** Begin DATA ENTRIES **

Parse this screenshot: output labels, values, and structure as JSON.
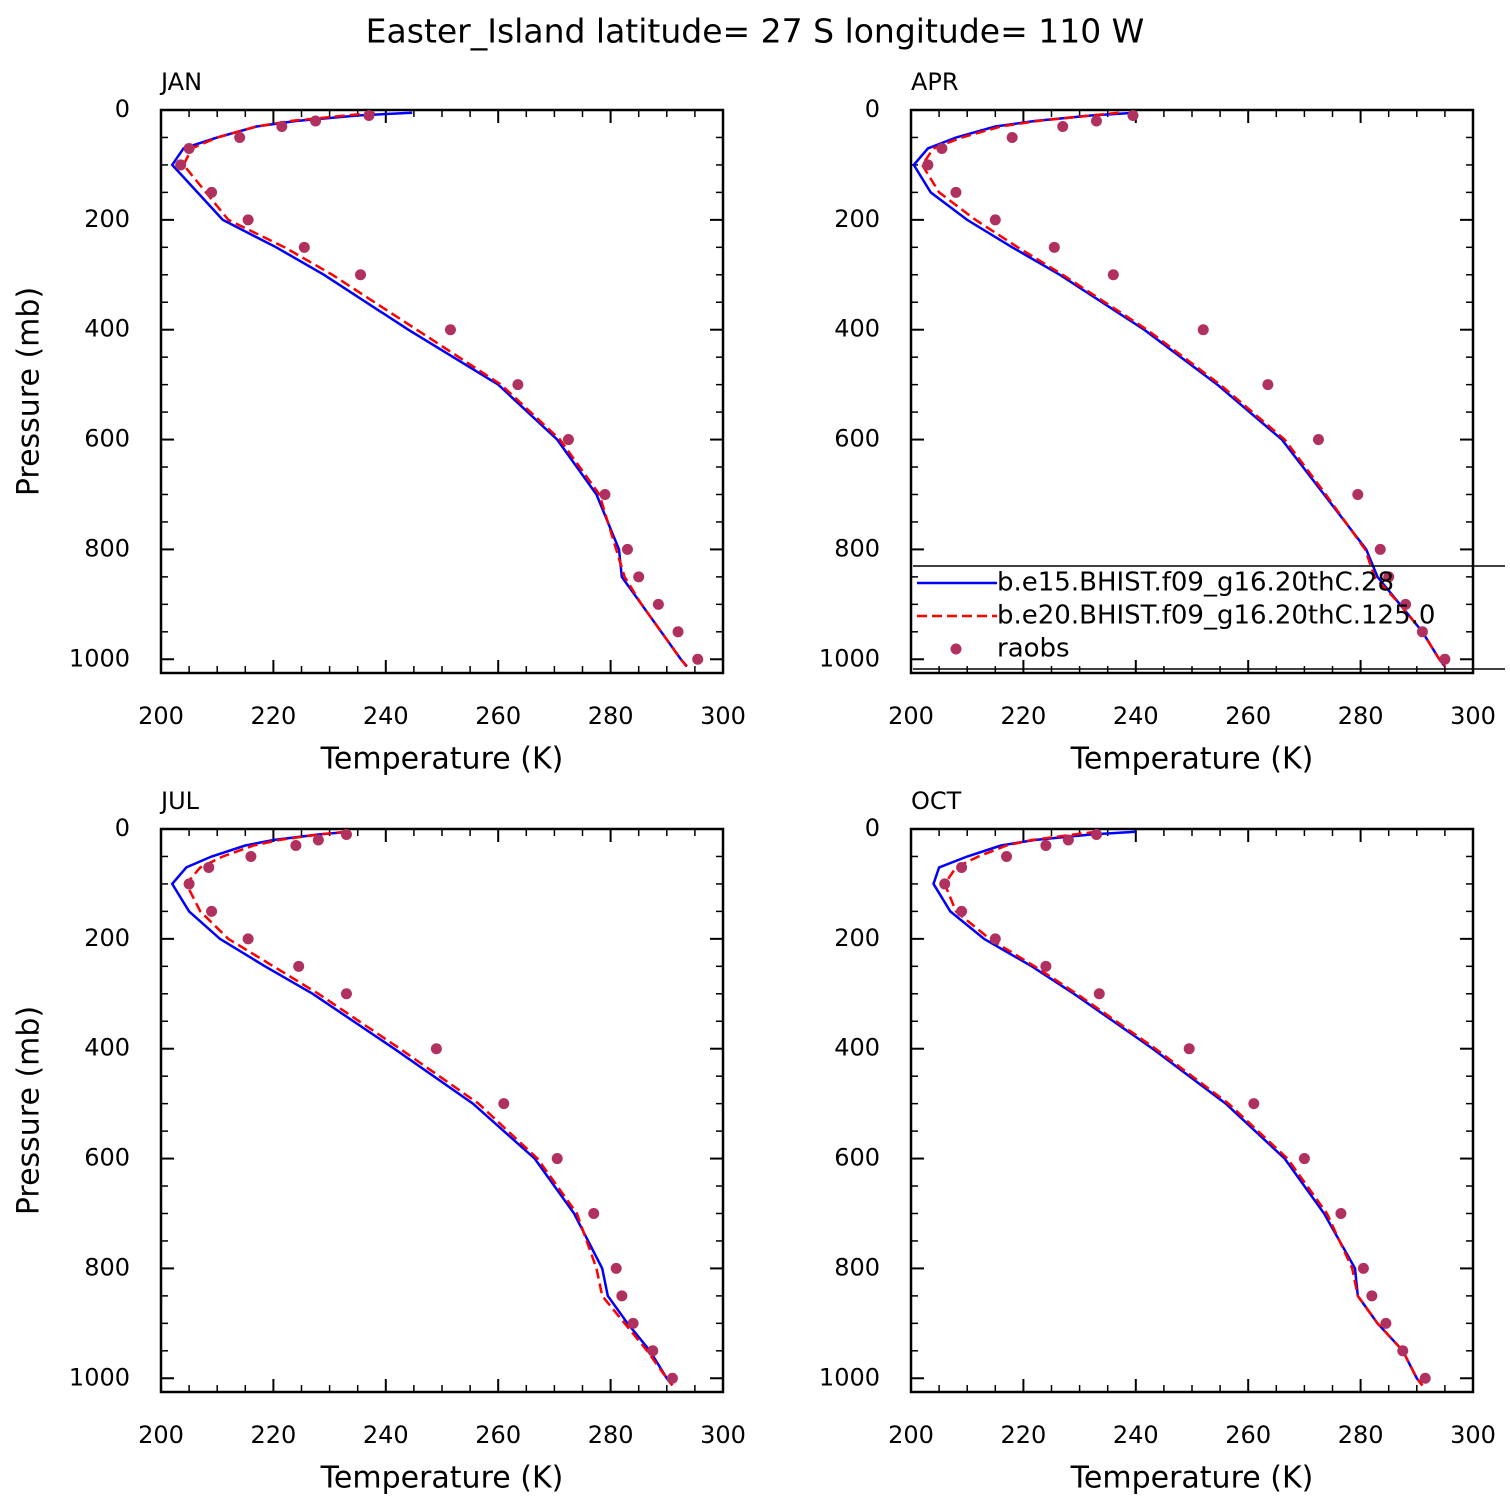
{
  "title": "Easter_Island  latitude= 27 S longitude= 110 W",
  "chart_data": [
    {
      "type": "line",
      "title": "JAN",
      "xlabel": "Temperature (K)",
      "ylabel": "Pressure (mb)",
      "xlim": [
        200,
        300
      ],
      "xticks": [
        200,
        220,
        240,
        260,
        280,
        300
      ],
      "ylim": [
        1025,
        0
      ],
      "yticks": [
        0,
        200,
        400,
        600,
        800,
        1000
      ],
      "y": [
        5,
        10,
        20,
        30,
        50,
        70,
        100,
        150,
        200,
        250,
        300,
        400,
        500,
        600,
        700,
        800,
        850,
        900,
        950,
        1000,
        1013
      ],
      "series": [
        {
          "color": "#0000ff",
          "style": "solid",
          "values": [
            244.7,
            235,
            224,
            217,
            210,
            204,
            202,
            206.5,
            211,
            220.5,
            229,
            244,
            260,
            270.5,
            277.5,
            281.5,
            282,
            285.5,
            289,
            292.5,
            293.6
          ]
        },
        {
          "color": "#ff0000",
          "style": "dashed",
          "values": [
            238,
            233,
            223,
            217,
            210,
            205.5,
            204,
            208,
            212,
            222,
            230.5,
            245.5,
            260.5,
            271,
            278,
            281,
            282.5,
            285.5,
            289,
            292.5,
            293.5
          ]
        },
        {
          "color": "#b03060",
          "style": "dots",
          "values": [
            null,
            237,
            227.5,
            221.5,
            214,
            205,
            203.5,
            209,
            215.5,
            225.5,
            235.5,
            251.5,
            263.5,
            272.5,
            279,
            283,
            285,
            288.5,
            292,
            295.5,
            null
          ]
        }
      ]
    },
    {
      "type": "line",
      "title": "APR",
      "xlabel": "Temperature (K)",
      "legend": "lower right",
      "xlim": [
        200,
        300
      ],
      "xticks": [
        200,
        220,
        240,
        260,
        280,
        300
      ],
      "ylim": [
        1025,
        0
      ],
      "yticks": [
        0,
        200,
        400,
        600,
        800,
        1000
      ],
      "y": [
        5,
        10,
        20,
        30,
        50,
        70,
        100,
        150,
        200,
        250,
        300,
        400,
        500,
        600,
        700,
        800,
        850,
        900,
        950,
        1000,
        1013
      ],
      "series": [
        {
          "name": "b.e15.BHIST.f09_g16.20thC.28",
          "color": "#0000ff",
          "style": "solid",
          "values": [
            239.9,
            232,
            222,
            215,
            208,
            203,
            200.5,
            203.5,
            210,
            218,
            226.5,
            241.5,
            254.5,
            266,
            273.5,
            281,
            283,
            287,
            291,
            294,
            295
          ]
        },
        {
          "name": "b.e20.BHIST.f09_g16.20thC.125.0",
          "color": "#ff0000",
          "style": "dashed",
          "values": [
            237,
            232,
            222.5,
            216,
            209,
            204,
            202,
            205,
            211.5,
            219,
            227,
            242,
            255,
            266.5,
            273.8,
            280.8,
            282.5,
            287,
            291,
            294,
            295
          ]
        },
        {
          "name": "raobs",
          "color": "#b03060",
          "style": "dots",
          "values": [
            null,
            239.5,
            233,
            227,
            218,
            205.5,
            203,
            208,
            215,
            225.5,
            236,
            252,
            263.5,
            272.5,
            279.5,
            283.5,
            285,
            288,
            291,
            295,
            null
          ]
        }
      ]
    },
    {
      "type": "line",
      "title": "JUL",
      "xlabel": "Temperature (K)",
      "ylabel": "Pressure (mb)",
      "xlim": [
        200,
        300
      ],
      "xticks": [
        200,
        220,
        240,
        260,
        280,
        300
      ],
      "ylim": [
        1025,
        0
      ],
      "yticks": [
        0,
        200,
        400,
        600,
        800,
        1000
      ],
      "y": [
        5,
        10,
        20,
        30,
        50,
        70,
        100,
        150,
        200,
        250,
        300,
        400,
        500,
        600,
        700,
        800,
        850,
        900,
        950,
        1000,
        1013
      ],
      "series": [
        {
          "color": "#0000ff",
          "style": "solid",
          "values": [
            233.6,
            228,
            220,
            215,
            209,
            204.5,
            202,
            205,
            210.5,
            218.5,
            227,
            241.5,
            255.5,
            266.5,
            273.5,
            278.5,
            279.5,
            283,
            287,
            290,
            291
          ]
        },
        {
          "color": "#ff0000",
          "style": "dashed",
          "values": [
            233,
            228,
            221,
            216.5,
            211,
            207,
            204.5,
            207,
            212,
            220,
            228,
            242.5,
            256.5,
            267,
            274,
            277.5,
            278.5,
            282.5,
            286.5,
            290,
            291
          ]
        },
        {
          "color": "#b03060",
          "style": "dots",
          "values": [
            null,
            233,
            228,
            224,
            216,
            208.5,
            205,
            209,
            215.5,
            224.5,
            233,
            249,
            261,
            270.5,
            277,
            281,
            282,
            284,
            287.5,
            291,
            null
          ]
        }
      ]
    },
    {
      "type": "line",
      "title": "OCT",
      "xlabel": "Temperature (K)",
      "xlim": [
        200,
        300
      ],
      "xticks": [
        200,
        220,
        240,
        260,
        280,
        300
      ],
      "ylim": [
        1025,
        0
      ],
      "yticks": [
        0,
        200,
        400,
        600,
        800,
        1000
      ],
      "y": [
        5,
        10,
        20,
        30,
        50,
        70,
        100,
        150,
        200,
        250,
        300,
        400,
        500,
        600,
        700,
        800,
        850,
        900,
        950,
        1000,
        1013
      ],
      "series": [
        {
          "color": "#0000ff",
          "style": "solid",
          "values": [
            240,
            232,
            222,
            216,
            210,
            205,
            204,
            207,
            213,
            221.5,
            229,
            243,
            256,
            266.5,
            273.5,
            279,
            279.5,
            283,
            287.5,
            290,
            291
          ]
        },
        {
          "color": "#ff0000",
          "style": "dashed",
          "values": [
            233,
            229,
            221.5,
            217,
            212,
            208,
            206,
            208,
            214,
            222,
            229.5,
            243.5,
            256.5,
            267,
            274,
            278.5,
            279.5,
            283,
            287.5,
            290,
            291
          ]
        },
        {
          "color": "#b03060",
          "style": "dots",
          "values": [
            null,
            233,
            228,
            224,
            217,
            209,
            206,
            209,
            215,
            224,
            233.5,
            249.5,
            261,
            270,
            276.5,
            280.5,
            282,
            284.5,
            287.5,
            291.5,
            null
          ]
        }
      ]
    }
  ]
}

** End DATA ENTRIES **

### PROMPT
Copy every line above that holds the word "BHIST".

### REPLY TO THE TASK
          "name": "b.e15.BHIST.f09_g16.20thC.28",
          "name": "b.e20.BHIST.f09_g16.20thC.125.0",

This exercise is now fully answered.